- _What needs to be done_:
Filter the records for lines holding the string "image".

───── Records to process

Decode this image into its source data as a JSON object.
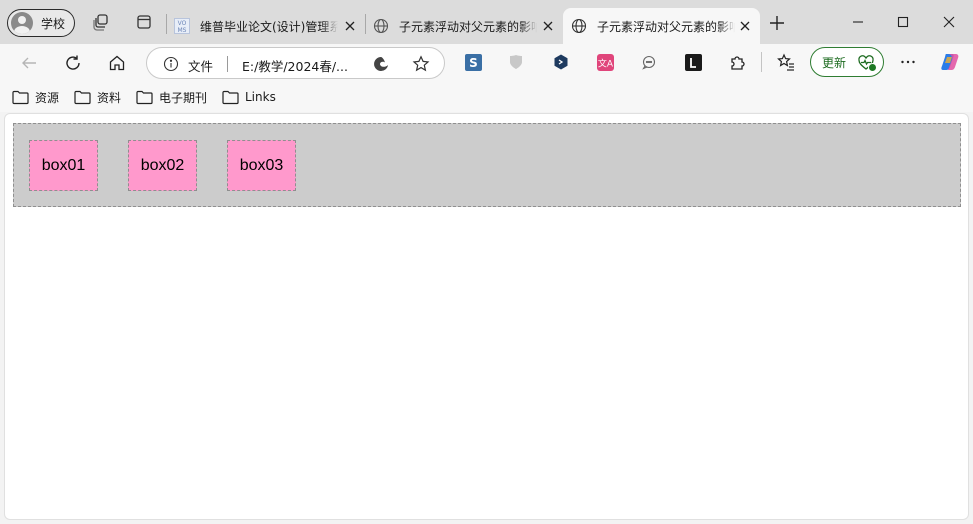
{
  "browser": {
    "profile_label": "学校",
    "tabs": [
      {
        "title": "维普毕业论文(设计)管理系统"
      },
      {
        "title": "子元素浮动对父元素的影响"
      },
      {
        "title": "子元素浮动对父元素的影响"
      }
    ],
    "address": {
      "scheme_label": "文件",
      "url": "E:/教学/2024春/..."
    },
    "update_label": "更新",
    "bookmarks": [
      "资源",
      "资料",
      "电子期刊",
      "Links"
    ]
  },
  "page": {
    "boxes": [
      "box01",
      "box02",
      "box03"
    ]
  },
  "colors": {
    "parent_bg": "#cccccc",
    "child_bg": "#ff99cc",
    "update_green": "#2f7d32"
  },
  "icons": [
    "profile-avatar-icon",
    "workspaces-icon",
    "tab-actions-icon",
    "globe-icon",
    "close-icon",
    "new-tab-icon",
    "minimize-icon",
    "maximize-icon",
    "window-close-icon",
    "back-icon",
    "refresh-icon",
    "home-icon",
    "info-icon",
    "edge-icon",
    "favorite-star-icon",
    "extension-icons",
    "favorites-icon",
    "more-icon",
    "copilot-icon",
    "folder-icon"
  ]
}
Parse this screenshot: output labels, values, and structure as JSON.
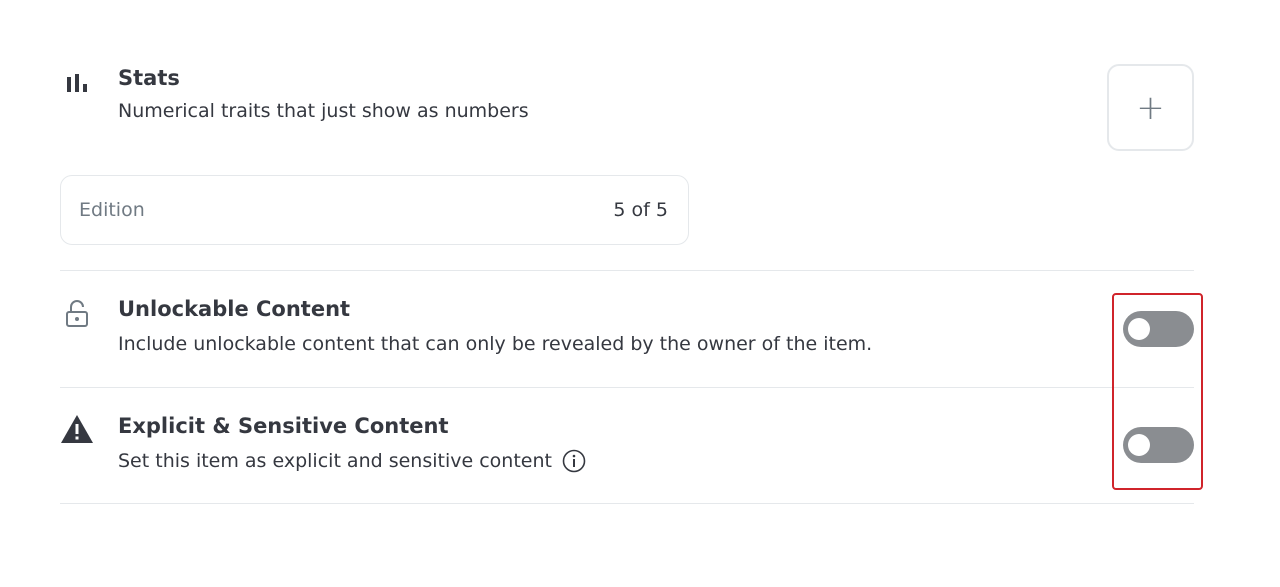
{
  "stats": {
    "icon": "bar-chart-icon",
    "title": "Stats",
    "description": "Numerical traits that just show as numbers",
    "add_button_label": "+",
    "items": [
      {
        "label": "Edition",
        "value": "5 of 5"
      }
    ]
  },
  "unlockable": {
    "icon": "lock-icon",
    "title": "Unlockable Content",
    "description": "Include unlockable content that can only be revealed by the owner of the item.",
    "enabled": false
  },
  "explicit": {
    "icon": "warning-icon",
    "title": "Explicit & Sensitive Content",
    "description": "Set this item as explicit and sensitive content",
    "info_icon": "info-icon",
    "enabled": false
  },
  "colors": {
    "text": "#353840",
    "muted": "#707a83",
    "border": "#e5e8eb",
    "toggle_off": "#8a8d91",
    "highlight": "#d0242b"
  }
}
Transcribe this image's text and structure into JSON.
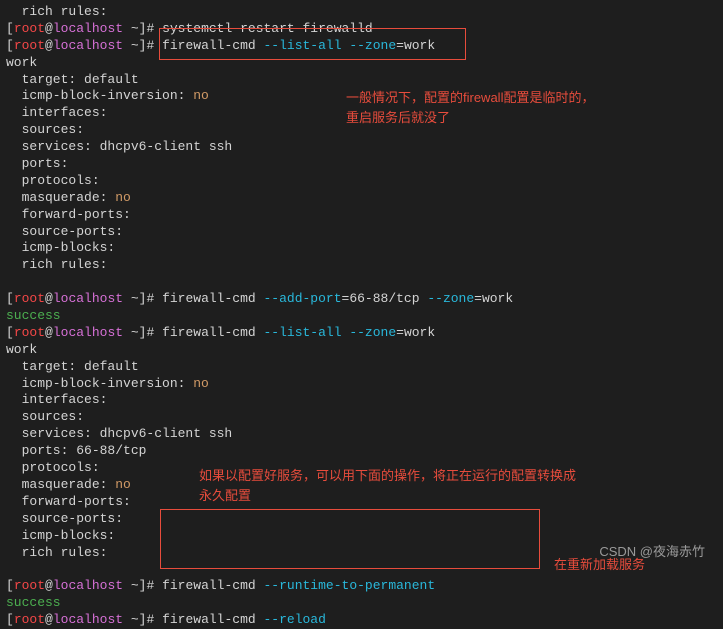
{
  "prompt": {
    "lb": "[",
    "user": "root",
    "at": "@",
    "host": "localhost",
    "dir": " ~]# "
  },
  "lines": {
    "l0": "  rich rules:",
    "blank": "",
    "cmd_restart": "systemctl restart firewalld",
    "cmd_listall_pre": "firewall-cmd ",
    "flag_listall": "--list-all",
    "sp": " ",
    "flag_zone": "--zone",
    "eq_work": "=work",
    "work": "work",
    "target": "  target: default",
    "icmp_inv": "  icmp-block-inversion: ",
    "no": "no",
    "ifaces": "  interfaces:",
    "sources": "  sources:",
    "services": "  services: dhcpv6-client ssh",
    "ports": "  ports:",
    "ports2": "  ports: 66-88/tcp",
    "protocols": "  protocols:",
    "masq": "  masquerade: ",
    "fwdports": "  forward-ports:",
    "srcports": "  source-ports:",
    "icmpblk": "  icmp-blocks:",
    "richrules": "  rich rules:",
    "flag_addport": "--add-port",
    "eq_portrange": "=66-88/tcp ",
    "success": "success",
    "flag_r2p": "--runtime-to-permanent",
    "flag_reload": "--reload"
  },
  "annotations": {
    "a1_l1": "一般情况下，配置的firewall配置是临时的，",
    "a1_l2": "重启服务后就没了",
    "a2_l1": "如果以配置好服务，可以用下面的操作，将正在运行的配置转换成",
    "a2_l2": "永久配置",
    "a3": "在重新加载服务"
  },
  "watermark": "CSDN @夜海赤竹"
}
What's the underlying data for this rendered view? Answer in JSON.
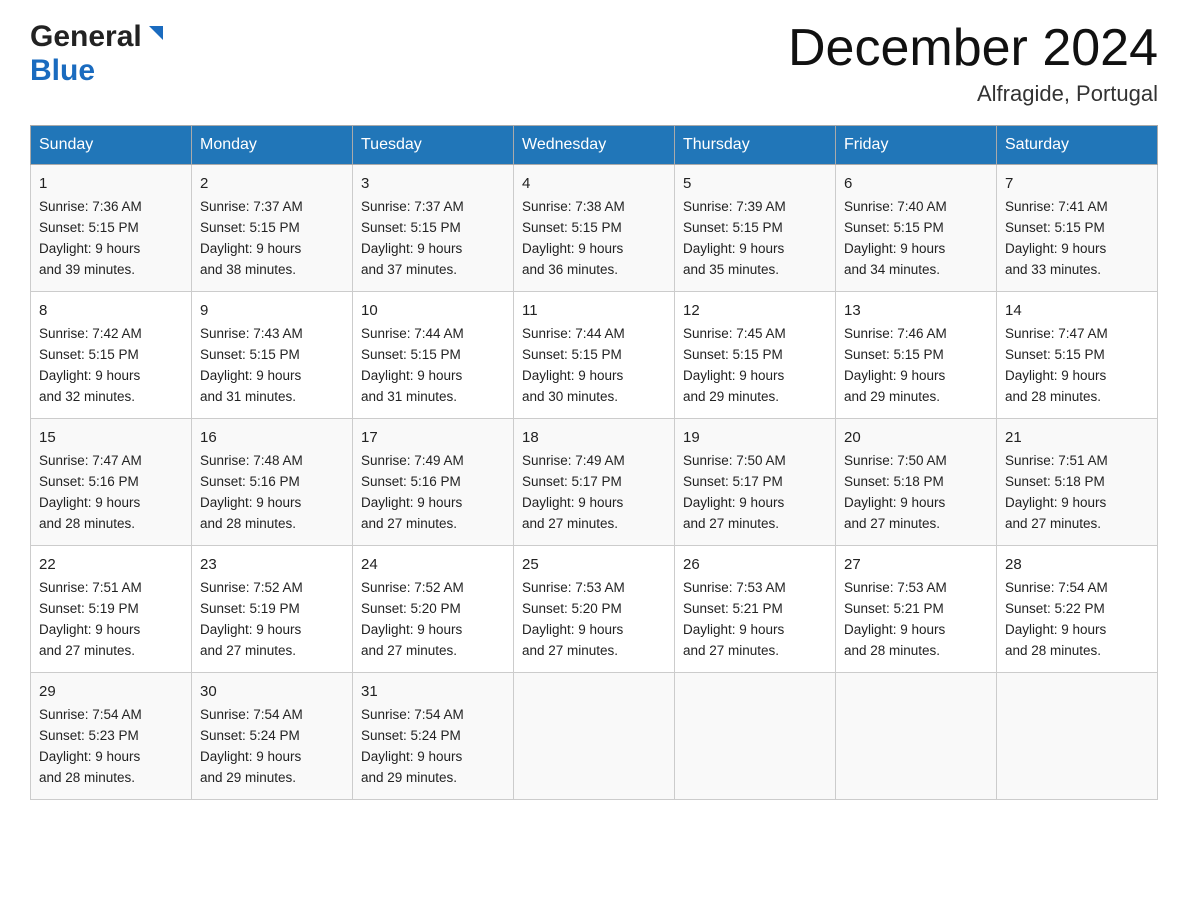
{
  "header": {
    "logo_general": "General",
    "logo_blue": "Blue",
    "month_title": "December 2024",
    "location": "Alfragide, Portugal"
  },
  "days_of_week": [
    "Sunday",
    "Monday",
    "Tuesday",
    "Wednesday",
    "Thursday",
    "Friday",
    "Saturday"
  ],
  "weeks": [
    [
      {
        "day": "1",
        "sunrise": "7:36 AM",
        "sunset": "5:15 PM",
        "daylight": "9 hours and 39 minutes."
      },
      {
        "day": "2",
        "sunrise": "7:37 AM",
        "sunset": "5:15 PM",
        "daylight": "9 hours and 38 minutes."
      },
      {
        "day": "3",
        "sunrise": "7:37 AM",
        "sunset": "5:15 PM",
        "daylight": "9 hours and 37 minutes."
      },
      {
        "day": "4",
        "sunrise": "7:38 AM",
        "sunset": "5:15 PM",
        "daylight": "9 hours and 36 minutes."
      },
      {
        "day": "5",
        "sunrise": "7:39 AM",
        "sunset": "5:15 PM",
        "daylight": "9 hours and 35 minutes."
      },
      {
        "day": "6",
        "sunrise": "7:40 AM",
        "sunset": "5:15 PM",
        "daylight": "9 hours and 34 minutes."
      },
      {
        "day": "7",
        "sunrise": "7:41 AM",
        "sunset": "5:15 PM",
        "daylight": "9 hours and 33 minutes."
      }
    ],
    [
      {
        "day": "8",
        "sunrise": "7:42 AM",
        "sunset": "5:15 PM",
        "daylight": "9 hours and 32 minutes."
      },
      {
        "day": "9",
        "sunrise": "7:43 AM",
        "sunset": "5:15 PM",
        "daylight": "9 hours and 31 minutes."
      },
      {
        "day": "10",
        "sunrise": "7:44 AM",
        "sunset": "5:15 PM",
        "daylight": "9 hours and 31 minutes."
      },
      {
        "day": "11",
        "sunrise": "7:44 AM",
        "sunset": "5:15 PM",
        "daylight": "9 hours and 30 minutes."
      },
      {
        "day": "12",
        "sunrise": "7:45 AM",
        "sunset": "5:15 PM",
        "daylight": "9 hours and 29 minutes."
      },
      {
        "day": "13",
        "sunrise": "7:46 AM",
        "sunset": "5:15 PM",
        "daylight": "9 hours and 29 minutes."
      },
      {
        "day": "14",
        "sunrise": "7:47 AM",
        "sunset": "5:15 PM",
        "daylight": "9 hours and 28 minutes."
      }
    ],
    [
      {
        "day": "15",
        "sunrise": "7:47 AM",
        "sunset": "5:16 PM",
        "daylight": "9 hours and 28 minutes."
      },
      {
        "day": "16",
        "sunrise": "7:48 AM",
        "sunset": "5:16 PM",
        "daylight": "9 hours and 28 minutes."
      },
      {
        "day": "17",
        "sunrise": "7:49 AM",
        "sunset": "5:16 PM",
        "daylight": "9 hours and 27 minutes."
      },
      {
        "day": "18",
        "sunrise": "7:49 AM",
        "sunset": "5:17 PM",
        "daylight": "9 hours and 27 minutes."
      },
      {
        "day": "19",
        "sunrise": "7:50 AM",
        "sunset": "5:17 PM",
        "daylight": "9 hours and 27 minutes."
      },
      {
        "day": "20",
        "sunrise": "7:50 AM",
        "sunset": "5:18 PM",
        "daylight": "9 hours and 27 minutes."
      },
      {
        "day": "21",
        "sunrise": "7:51 AM",
        "sunset": "5:18 PM",
        "daylight": "9 hours and 27 minutes."
      }
    ],
    [
      {
        "day": "22",
        "sunrise": "7:51 AM",
        "sunset": "5:19 PM",
        "daylight": "9 hours and 27 minutes."
      },
      {
        "day": "23",
        "sunrise": "7:52 AM",
        "sunset": "5:19 PM",
        "daylight": "9 hours and 27 minutes."
      },
      {
        "day": "24",
        "sunrise": "7:52 AM",
        "sunset": "5:20 PM",
        "daylight": "9 hours and 27 minutes."
      },
      {
        "day": "25",
        "sunrise": "7:53 AM",
        "sunset": "5:20 PM",
        "daylight": "9 hours and 27 minutes."
      },
      {
        "day": "26",
        "sunrise": "7:53 AM",
        "sunset": "5:21 PM",
        "daylight": "9 hours and 27 minutes."
      },
      {
        "day": "27",
        "sunrise": "7:53 AM",
        "sunset": "5:21 PM",
        "daylight": "9 hours and 28 minutes."
      },
      {
        "day": "28",
        "sunrise": "7:54 AM",
        "sunset": "5:22 PM",
        "daylight": "9 hours and 28 minutes."
      }
    ],
    [
      {
        "day": "29",
        "sunrise": "7:54 AM",
        "sunset": "5:23 PM",
        "daylight": "9 hours and 28 minutes."
      },
      {
        "day": "30",
        "sunrise": "7:54 AM",
        "sunset": "5:24 PM",
        "daylight": "9 hours and 29 minutes."
      },
      {
        "day": "31",
        "sunrise": "7:54 AM",
        "sunset": "5:24 PM",
        "daylight": "9 hours and 29 minutes."
      },
      null,
      null,
      null,
      null
    ]
  ],
  "labels": {
    "sunrise": "Sunrise:",
    "sunset": "Sunset:",
    "daylight": "Daylight:"
  }
}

──────────

- _Answer below_:
Decode this image into its source data as a JSON object.
Transcribe this image's text and structure into JSON.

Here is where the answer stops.